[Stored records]
────
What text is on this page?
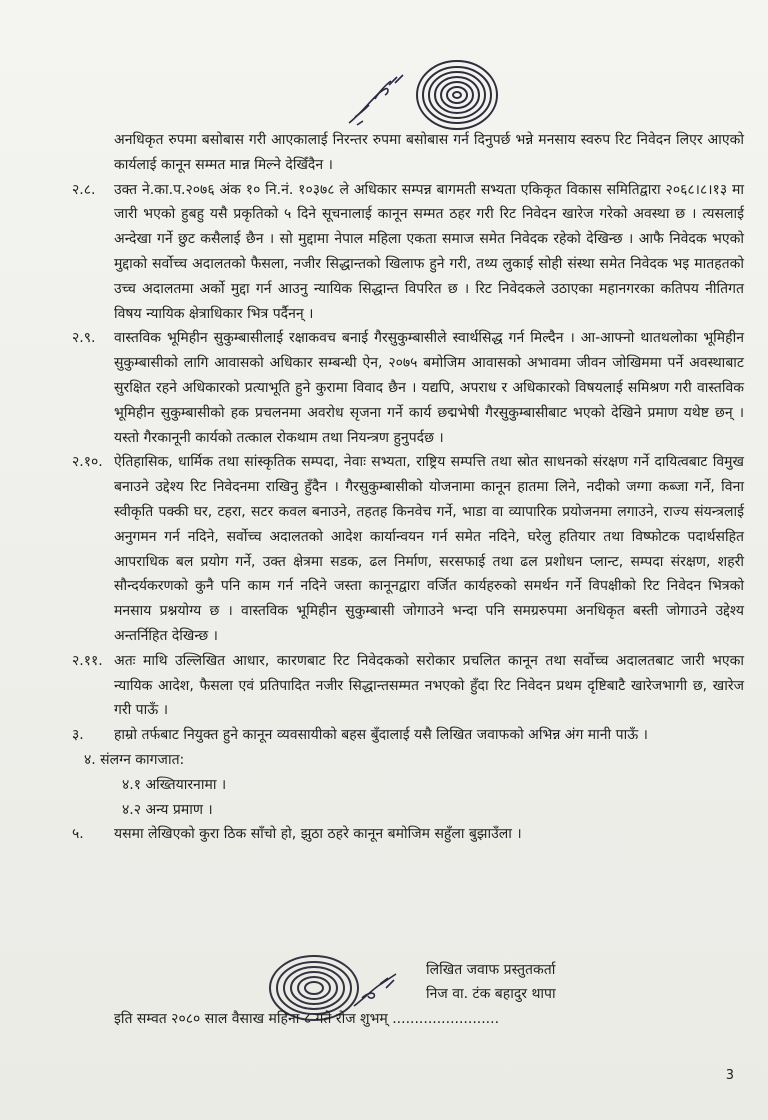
अनधिकृत रुपमा बसोबास गरी आएकालाई निरन्तर रुपमा बसोबास गर्न दिनुपर्छ भन्ने मनसाय स्वरुप रिट निवेदन लिएर आएको कार्यलाई कानून सम्मत मान्न मिल्ने देखिँदैन ।
२.८.	उक्त ने.का.प.२०७६ अंक १० नि.नं. १०३७८ ले अधिकार सम्पन्न बागमती सभ्यता एकिकृत विकास समितिद्वारा २०६८।८।१३ मा जारी भएको हुबहु यसै प्रकृतिको ५ दिने सूचनालाई कानून सम्मत ठहर गरी रिट निवेदन खारेज गरेको अवस्था छ । त्यसलाई अन्देखा गर्ने छुट कसैलाई छैन । सो मुद्दामा नेपाल महिला एकता समाज समेत निवेदक रहेको देखिन्छ । आफै निवेदक भएको मुद्दाको सर्वोच्च अदालतको फैसला, नजीर सिद्धान्तको खिलाफ हुने गरी, तथ्य लुकाई सोही संस्था समेत निवेदक भइ मातहतको उच्च अदालतमा अर्को मुद्दा गर्न आउनु न्यायिक सिद्धान्त विपरित छ । रिट निवेदकले उठाएका महानगरका कतिपय नीतिगत विषय न्यायिक क्षेत्राधिकार भित्र पर्दैनन् ।
२.९.	वास्तविक भूमिहीन सुकुम्बासीलाई रक्षाकवच बनाई गैरसुकुम्बासीले स्वार्थसिद्ध गर्न मिल्दैन । आ-आफ्नो थातथलोका भूमिहीन सुकुम्बासीको लागि आवासको अधिकार सम्बन्धी ऐन, २०७५ बमोजिम आवासको अभावमा जीवन जोखिममा पर्ने अवस्थाबाट सुरक्षित रहने अधिकारको प्रत्याभूति हुने कुरामा विवाद छैन । यद्यपि, अपराध र अधिकारको विषयलाई समिश्रण गरी वास्तविक भूमिहीन सुकुम्बासीको हक प्रचलनमा अवरोध सृजना गर्ने कार्य छद्मभेषी गैरसुकुम्बासीबाट भएको देखिने प्रमाण यथेष्ट छन् । यस्तो गैरकानूनी कार्यको तत्काल रोकथाम तथा नियन्त्रण हुनुपर्दछ ।
२.१०. ऐतिहासिक, धार्मिक तथा सांस्कृतिक सम्पदा, नेवाः सभ्यता, राष्ट्रिय सम्पत्ति तथा स्रोत साधनको संरक्षण गर्ने दायित्वबाट विमुख बनाउने उद्देश्य रिट निवेदनमा राखिनु हुँदैन । गैरसुकुम्बासीको योजनामा कानून हातमा लिने, नदीको जग्गा कब्जा गर्ने, विना स्वीकृति पक्की घर, टहरा, सटर कवल बनाउने, तहतह किनवेच गर्ने, भाडा वा व्यापारिक प्रयोजनमा लगाउने, राज्य संयन्त्रलाई अनुगमन गर्न नदिने, सर्वोच्च अदालतको आदेश कार्यान्वयन गर्न समेत नदिने, घरेलु हतियार तथा विष्फोटक पदार्थसहित आपराधिक बल प्रयोग गर्ने, उक्त क्षेत्रमा सडक, ढल निर्माण, सरसफाई तथा ढल प्रशोधन प्लान्ट, सम्पदा संरक्षण, शहरी सौन्दर्यकरणको कुनै पनि काम गर्न नदिने जस्ता कानूनद्वारा वर्जित कार्यहरुको समर्थन गर्ने विपक्षीको रिट निवेदन भित्रको मनसाय प्रश्नयोग्य छ । वास्तविक भूमिहीन सुकुम्बासी जोगाउने भन्दा पनि समग्ररुपमा अनधिकृत बस्ती जोगाउने उद्देश्य अन्तर्निहित देखिन्छ ।
२.११. अतः माथि उल्लिखित आधार, कारणबाट रिट निवेदकको सरोकार प्रचलित कानून तथा सर्वोच्च अदालतबाट जारी भएका न्यायिक आदेश, फैसला एवं प्रतिपादित नजीर सिद्धान्तसम्मत नभएको हुँदा रिट निवेदन प्रथम दृष्टिबाटै खारेजभागी छ, खारेज गरी पाऊँ ।
३.	हाम्रो तर्फबाट नियुक्त हुने कानून व्यवसायीको बहस बुँदालाई यसै लिखित जवाफको अभिन्न अंग मानी पाऊँ ।
४. संलग्न कागजात:
४.१ अख्तियारनामा ।
४.२ अन्य प्रमाण ।
५.	यसमा लेखिएको कुरा ठिक साँचो हो, झुठा ठहरे कानून बमोजिम सहुँला बुझाउँला ।
लिखित जवाफ प्रस्तुतकर्ता
निज वा. टंक बहादुर थापा
इति सम्वत २०८० साल वैसाख महिना ८ गते रोज शुभम् ........................
3
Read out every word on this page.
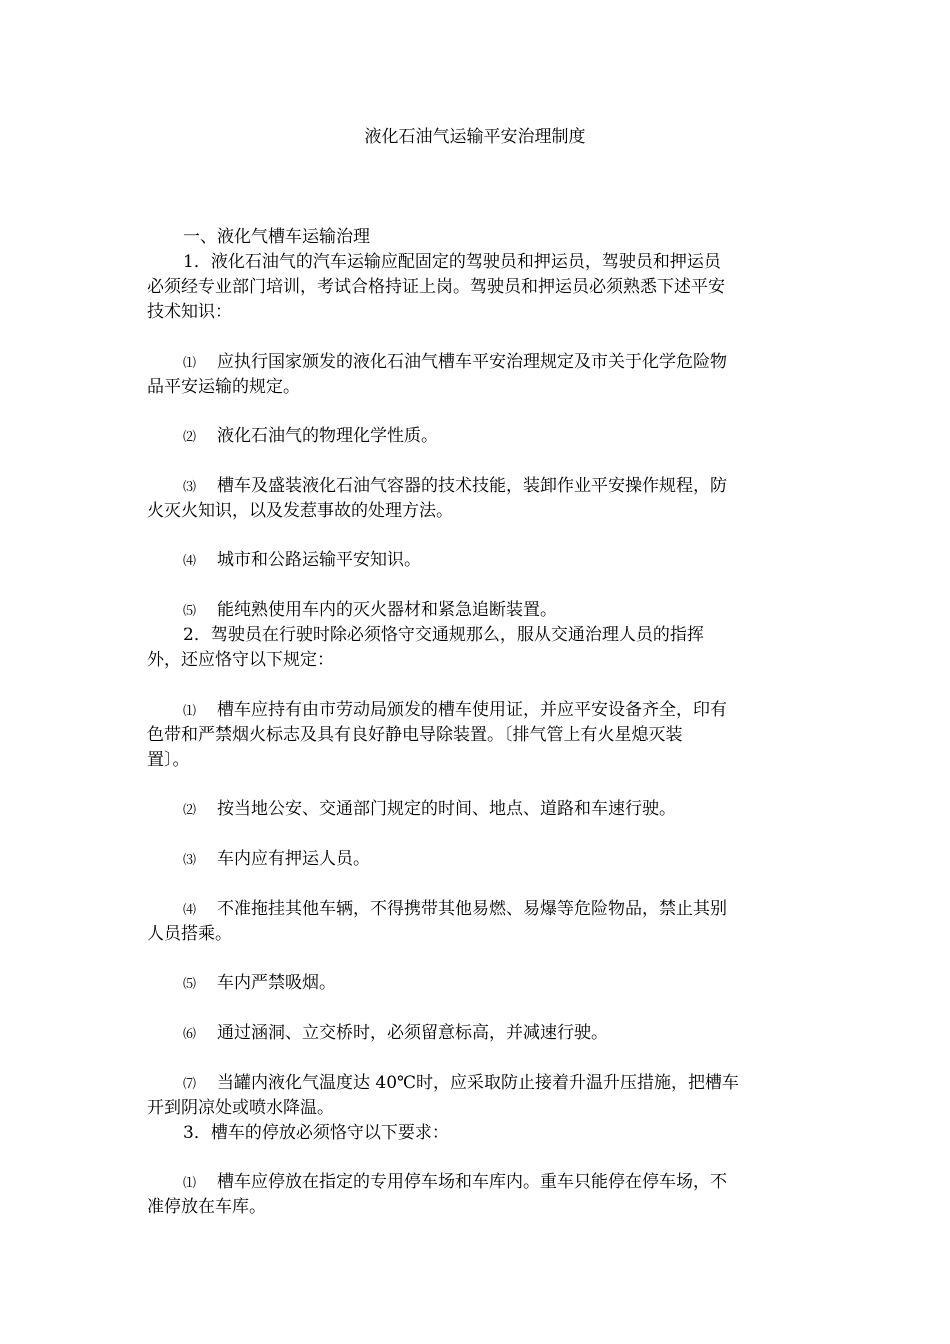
液化石油气运输平安治理制度
一、液化气槽车运输治理
1．液化石油气的汽车运输应配固定的驾驶员和押运员，驾驶员和押运员
必须经专业部门培训，考试合格持证上岗。驾驶员和押运员必须熟悉下述平安
技术知识：
⑴ 应执行国家颁发的液化石油气槽车平安治理规定及市关于化学危险物
品平安运输的规定。
⑵ 液化石油气的物理化学性质。
⑶ 槽车及盛装液化石油气容器的技术技能，装卸作业平安操作规程，防
火灭火知识，以及发惹事故的处理方法。
⑷ 城市和公路运输平安知识。
⑸ 能纯熟使用车内的灭火器材和紧急追断装置。
2．驾驶员在行驶时除必须恪守交通规那么，服从交通治理人员的指挥
外，还应恪守以下规定：
⑴ 槽车应持有由市劳动局颁发的槽车使用证，并应平安设备齐全，印有
色带和严禁烟火标志及具有良好静电导除装置。〔排气管上有火星熄灭装
置〕。
⑵ 按当地公安、交通部门规定的时间、地点、道路和车速行驶。
⑶ 车内应有押运人员。
⑷ 不准拖挂其他车辆，不得携带其他易燃、易爆等危险物品，禁止其别
人员搭乘。
⑸ 车内严禁吸烟。
⑹ 通过涵洞、立交桥时，必须留意标高，并减速行驶。
⑺ 当罐内液化气温度达 40℃时，应采取防止接着升温升压措施，把槽车
开到阴凉处或喷水降温。
3．槽车的停放必须恪守以下要求：
⑴ 槽车应停放在指定的专用停车场和车库内。重车只能停在停车场，不
准停放在车库。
────
Exercise objective: Copy all lines from the entries that contain the word "this".

Expected output:
What text is on this page?
Read out every word on this page.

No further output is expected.